WORK TO BE COMPLETED |
Print the complete set of entries exactly.

begin INPUT MATERIAL

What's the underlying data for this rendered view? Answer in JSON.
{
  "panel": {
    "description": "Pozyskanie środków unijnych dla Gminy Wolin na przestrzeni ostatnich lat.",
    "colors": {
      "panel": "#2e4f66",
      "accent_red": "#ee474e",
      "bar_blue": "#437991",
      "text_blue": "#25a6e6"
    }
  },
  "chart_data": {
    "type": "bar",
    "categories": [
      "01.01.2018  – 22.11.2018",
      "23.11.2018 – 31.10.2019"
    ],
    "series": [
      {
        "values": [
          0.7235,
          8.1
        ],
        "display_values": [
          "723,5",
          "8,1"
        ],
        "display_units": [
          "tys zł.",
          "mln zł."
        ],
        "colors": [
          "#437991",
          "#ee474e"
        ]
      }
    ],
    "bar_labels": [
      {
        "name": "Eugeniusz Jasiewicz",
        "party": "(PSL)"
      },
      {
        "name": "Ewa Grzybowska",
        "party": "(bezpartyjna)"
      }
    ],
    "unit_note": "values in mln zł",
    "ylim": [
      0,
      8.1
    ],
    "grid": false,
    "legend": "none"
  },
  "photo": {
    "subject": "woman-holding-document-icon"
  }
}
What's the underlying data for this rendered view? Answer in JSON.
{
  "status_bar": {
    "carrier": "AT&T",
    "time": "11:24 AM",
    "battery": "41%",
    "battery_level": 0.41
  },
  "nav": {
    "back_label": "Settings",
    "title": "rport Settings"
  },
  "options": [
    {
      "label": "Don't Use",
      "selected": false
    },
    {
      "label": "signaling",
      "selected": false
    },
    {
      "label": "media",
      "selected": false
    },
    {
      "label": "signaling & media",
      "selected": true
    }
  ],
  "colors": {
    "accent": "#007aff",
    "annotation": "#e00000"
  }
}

end INPUT MATERIAL

RESPONSE |
What's the underlying data for this rendered view? Answer in JSON.
{
  "panel": {
    "description": "Pozyskanie środków unijnych dla Gminy Wolin na przestrzeni ostatnich lat.",
    "colors": {
      "panel": "#2e4f66",
      "accent_red": "#ee474e",
      "bar_blue": "#437991",
      "text_blue": "#25a6e6"
    }
  },
  "chart_data": {
    "type": "bar",
    "categories": [
      "01.01.2018  – 22.11.2018",
      "23.11.2018 – 31.10.2019"
    ],
    "series": [
      {
        "values": [
          0.7235,
          8.1
        ],
        "display_values": [
          "723,5",
          "8,1"
        ],
        "display_units": [
          "tys zł.",
          "mln zł."
        ],
        "colors": [
          "#437991",
          "#ee474e"
        ]
      }
    ],
    "bar_labels": [
      {
        "name": "Eugeniusz Jasiewicz",
        "party": "(PSL)"
      },
      {
        "name": "Ewa Grzybowska",
        "party": "(bezpartyjna)"
      }
    ],
    "unit_note": "values in mln zł",
    "ylim": [
      0,
      8.1
    ],
    "grid": false,
    "legend": "none"
  },
  "photo": {
    "subject": "woman-holding-document-icon"
  }
}
What's the underlying data for this rendered view? Answer in JSON.
{
  "status_bar": {
    "carrier": "AT&T",
    "time": "11:24 AM",
    "battery": "41%",
    "battery_level": 0.41
  },
  "nav": {
    "back_label": "Settings",
    "title": "rport Settings"
  },
  "options": [
    {
      "label": "Don't Use",
      "selected": false
    },
    {
      "label": "signaling",
      "selected": false
    },
    {
      "label": "media",
      "selected": false
    },
    {
      "label": "signaling & media",
      "selected": true
    }
  ],
  "colors": {
    "accent": "#007aff",
    "annotation": "#e00000"
  }
}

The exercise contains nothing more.